====== TEXT PASSAGE ======

Fortunetelling, One of the Oldest Pastimes Taken Seriously
Fortunetelling, One of the Oldest Pastimes Taken Seriously

Anyone Can Make Predictions

We could all agree upon one thing - humans are not known to spend their lives in a well protected "crystal vase", to use a little metaphor - but something like life happens to all of us. Here I mean a long repertoire of good and bad events only explainable by our incredible talent for complicating our coexistence.

So, how hard is it really to pick out any combination of those standard features in our "destiny" to make a prediction? If I tell you that you are bound to have some disappointments, unexpected calls, some problems with relationships, and someone is badmouthing you, and your health may turn to worse - am I describing your life?

No, I am describing everybody's life. Let me mix-in some wild guesses into this standard soap opera of modern living, and here is your fortune story - are you paying by cash or by a credit card? Here, for a bonus I can top it up with my own weather forecast.

The World's Stupidities Are Easy to Be Predicted
The World's Stupidities Are Easy to Be Predicted

Who Needs a Crystal Ball

While many of you may be waiting for my switching to the biblical prophecies, let me beat around the bush for another moment. Quite similar to personal fortune-telling are those global predictions that are worth mentioning.

====== RECORD SET ======

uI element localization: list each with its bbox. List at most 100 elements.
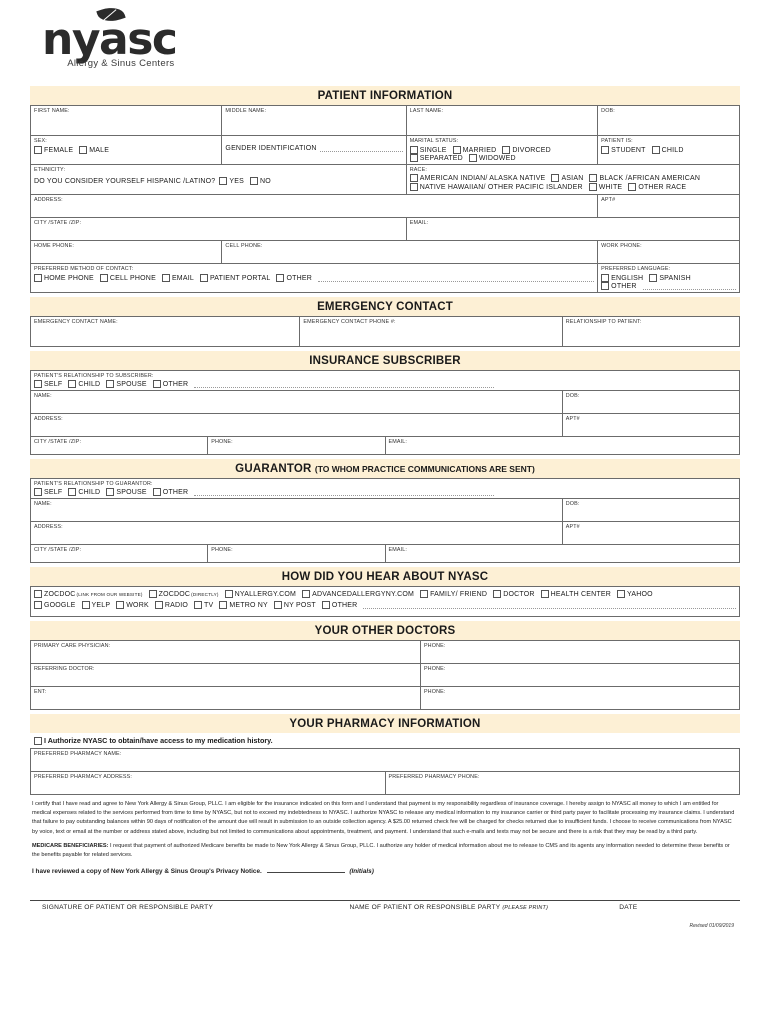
preferred-language-write-in[interactable]	[642, 283, 736, 290]
checkbox-referral-family-friend[interactable]: FAMILY/ FRIEND	[420, 590, 487, 598]
checkbox-icon[interactable]	[540, 590, 549, 598]
checkbox-subscriber-self[interactable]: SELF	[34, 380, 62, 388]
preferred-contact-write-in[interactable]	[317, 275, 595, 282]
checkbox-race-other[interactable]: OTHER RACE	[628, 183, 686, 191]
checkbox-referral-health-center[interactable]: HEALTH CENTER	[540, 590, 611, 598]
checkbox-icon[interactable]	[106, 488, 115, 496]
field-email[interactable]: EMAIL:	[405, 217, 741, 241]
checkbox-contact-home-phone[interactable]: HOME PHONE	[34, 274, 94, 282]
field-first-name[interactable]: FIRST NAME:	[29, 105, 223, 136]
field-preferred-language[interactable]: PREFERRED LANGUAGE: ENGLISH SPANISH OTHE…	[597, 263, 740, 293]
checkbox-icon[interactable]	[34, 736, 42, 745]
checkbox-language-other[interactable]: OTHER	[601, 282, 637, 290]
field-pharmacy-name[interactable]: PREFERRED PHARMACY NAME:	[30, 748, 740, 772]
checkbox-icon[interactable]	[68, 380, 77, 388]
field-guarantor-address[interactable]: ADDRESS:	[30, 521, 563, 545]
checkbox-icon[interactable]	[34, 146, 42, 154]
field-subscriber-dob[interactable]: DOB:	[561, 390, 741, 414]
checkbox-race-white[interactable]: WHITE	[588, 183, 623, 191]
field-address[interactable]: ADDRESS:	[29, 194, 599, 218]
checkbox-race-asian[interactable]: ASIAN	[551, 174, 583, 182]
field-gender-identification[interactable]: GENDER IDENTIFICATION	[221, 135, 407, 165]
checkbox-icon[interactable]	[409, 154, 418, 162]
checkbox-subscriber-spouse[interactable]: SPOUSE	[106, 380, 147, 388]
checkbox-icon[interactable]	[219, 177, 228, 185]
checkbox-icon[interactable]	[34, 590, 42, 598]
checkbox-referral-ny-post[interactable]: NY POST	[273, 601, 316, 609]
field-last-name[interactable]: LAST NAME:	[405, 105, 599, 136]
checkbox-icon[interactable]	[219, 601, 228, 609]
field-guarantor-name[interactable]: NAME:	[30, 498, 563, 522]
referral-other-write-in[interactable]	[363, 602, 736, 609]
checkbox-sex-male[interactable]: MALE	[79, 146, 109, 154]
checkbox-icon[interactable]	[468, 154, 477, 162]
checkbox-race-black[interactable]: BLACK /AFRICAN AMERICAN	[589, 174, 700, 182]
checkbox-contact-other[interactable]: OTHER	[276, 274, 312, 282]
checkbox-icon[interactable]	[152, 380, 161, 388]
checkbox-icon[interactable]	[224, 590, 233, 598]
field-home-phone[interactable]: HOME PHONE:	[29, 240, 223, 264]
field-subscriber-address[interactable]: ADDRESS:	[30, 413, 563, 437]
checkbox-icon[interactable]	[276, 274, 285, 282]
field-middle-name[interactable]: MIDDLE NAME:	[221, 105, 407, 136]
referral-source-options[interactable]: ZOCDOC (LINK FROM OUR WEBSITE) ZOCDOC (DIR…	[30, 586, 740, 617]
checkbox-referral-zocdoc-website[interactable]: ZOCDOC (LINK FROM OUR WEBSITE)	[34, 590, 143, 598]
field-patient-is[interactable]: PATIENT IS: STUDENT CHILD	[597, 135, 740, 165]
field-ent[interactable]: ENT:	[30, 686, 421, 710]
checkbox-marital-widowed[interactable]: WIDOWED	[468, 154, 516, 162]
field-guarantor-city-state-zip[interactable]: CITY /STATE /ZIP:	[29, 544, 209, 563]
checkbox-icon[interactable]	[452, 146, 461, 154]
checkbox-icon[interactable]	[79, 146, 88, 154]
checkbox-contact-patient-portal[interactable]: PATIENT PORTAL	[199, 274, 271, 282]
checkbox-patient-student[interactable]: STUDENT	[601, 146, 645, 154]
field-guarantor-dob[interactable]: DOB:	[561, 498, 741, 522]
field-subscriber-name[interactable]: NAME:	[30, 390, 563, 414]
checkbox-icon[interactable]	[273, 601, 282, 609]
checkbox-icon[interactable]	[493, 590, 502, 598]
field-referring-doctor-phone[interactable]: PHONE:	[419, 663, 741, 687]
checkbox-ethnicity-yes[interactable]: YES	[219, 177, 244, 185]
checkbox-referral-radio[interactable]: RADIO	[154, 601, 188, 609]
checkbox-icon[interactable]	[551, 174, 560, 182]
checkbox-race-native-hawaiian[interactable]: NATIVE HAWAIIAN/ OTHER PACIFIC ISLANDER	[409, 183, 583, 191]
checkbox-referral-yelp[interactable]: YELP	[81, 601, 111, 609]
checkbox-icon[interactable]	[420, 590, 429, 598]
checkbox-guarantor-spouse[interactable]: SPOUSE	[106, 488, 147, 496]
checkbox-referral-nyallergy[interactable]: NYALLERGY.COM	[224, 590, 296, 598]
field-dob[interactable]: DOB:	[597, 105, 740, 136]
field-marital-status[interactable]: MARITAL STATUS: SINGLE MARRIED DIVORCED …	[405, 135, 599, 165]
checkbox-icon[interactable]	[601, 282, 610, 290]
checkbox-icon[interactable]	[152, 488, 161, 496]
checkbox-icon[interactable]	[116, 601, 125, 609]
checkbox-icon[interactable]	[409, 183, 418, 191]
checkbox-icon[interactable]	[148, 590, 157, 598]
field-referring-doctor[interactable]: REFERRING DOCTOR:	[30, 663, 421, 687]
field-cell-phone[interactable]: CELL PHONE:	[221, 240, 599, 264]
field-pharmacy-phone[interactable]: PREFERRED PHARMACY PHONE:	[384, 771, 740, 795]
guarantor-relationship-write-in[interactable]	[194, 489, 495, 496]
checkbox-icon[interactable]	[34, 488, 42, 496]
checkbox-icon[interactable]	[601, 146, 610, 154]
checkbox-icon[interactable]	[194, 601, 202, 609]
checkbox-icon[interactable]	[34, 380, 42, 388]
checkbox-race-american-indian[interactable]: AMERICAN INDIAN/ ALASKA NATIVE	[409, 174, 546, 182]
checkbox-icon[interactable]	[249, 177, 258, 185]
checkbox-referral-advancedallergyny[interactable]: ADVANCEDALLERGYNY.COM	[302, 590, 414, 598]
checkbox-icon[interactable]	[321, 601, 330, 609]
field-city-state-zip[interactable]: CITY /STATE /ZIP:	[30, 217, 407, 241]
field-work-phone[interactable]: WORK PHONE:	[597, 240, 740, 264]
checkbox-referral-zocdoc-direct[interactable]: ZOCDOC (DIRECTLY)	[148, 590, 219, 598]
field-emergency-contact-phone[interactable]: EMERGENCY CONTACT PHONE #:	[299, 316, 563, 347]
checkbox-icon[interactable]	[601, 274, 610, 282]
field-preferred-contact[interactable]: PREFERRED METHOD OF CONTACT: HOME PHONE …	[29, 263, 599, 293]
checkbox-marital-separated[interactable]: SEPARATED	[409, 154, 463, 162]
checkbox-icon[interactable]	[651, 146, 660, 154]
checkbox-icon[interactable]	[628, 183, 637, 191]
field-primary-care-physician[interactable]: PRIMARY CARE PHYSICIAN:	[30, 640, 421, 664]
checkbox-guarantor-other[interactable]: OTHER	[152, 488, 189, 496]
checkbox-icon[interactable]	[409, 146, 418, 154]
gender-identification-write-in[interactable]	[319, 145, 403, 152]
checkbox-referral-yahoo[interactable]: YAHOO	[617, 590, 653, 598]
checkbox-icon[interactable]	[99, 274, 108, 282]
field-guarantor-relationship[interactable]: PATIENT'S RELATIONSHIP TO GUARANTOR: SEL…	[30, 478, 740, 499]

======

WHAT TO DO
(a) Answer these about the fortunetelling text:
(i) What metaphor does the writer use for the place humans are not known to spend their lives?
(ii) What does the writer offer to add as a bonus to the fortune story?
(iii) What does the writer say many readers may be waiting for the writer to switch to?
(b) Please pick up the fortunetelling text after its last sentence and keep writing it.

PER-TASK ANSWERS
(a)
(i) A well protected "crystal vase."
(ii) The writer's own weather forecast.
(iii) The biblical prophecies.

(b)
With one advantage that the "prophets" have - a stretch of centuries to play with, and the world is crazy enough to fulfill just about any prophecy imaginable. Will there be wars? How about famine, natural disasters, greed, lust, assassinations, corruption, political deceit...O.K., you finish the list if you feel like it, and welcome to the club of prophets.

Even some of those biggies in the trade like Nostradamus, with his famous "quatrains" was too vague, and many are not taking the dude too seriously. And Edgar Cayce, with all his obvious and mysterious talent really blew it big time by predicting the Atlantis to rise up from the ocean--in recent times.

Sometimes We Tend to Believe the Whole Story just Because a Part of It Sounds True
Sometimes We Tend to Believe the Whole Story just Because a Part of It Sounds True

We Make It "True"

Isn't it interesting how we are inclined to believe in the totality of a story just because some details have turned out true. Not only that, but as long as we believe, we are going to interpret the story in a way that it "has to be " true.

For a lack of a better name, let me call it "wishful thinking". It somewhat reminds me of a story in my Latin textbook about an ancient king that visited this famous fortune-teller before going to war to tell him about the outcome of his military venture.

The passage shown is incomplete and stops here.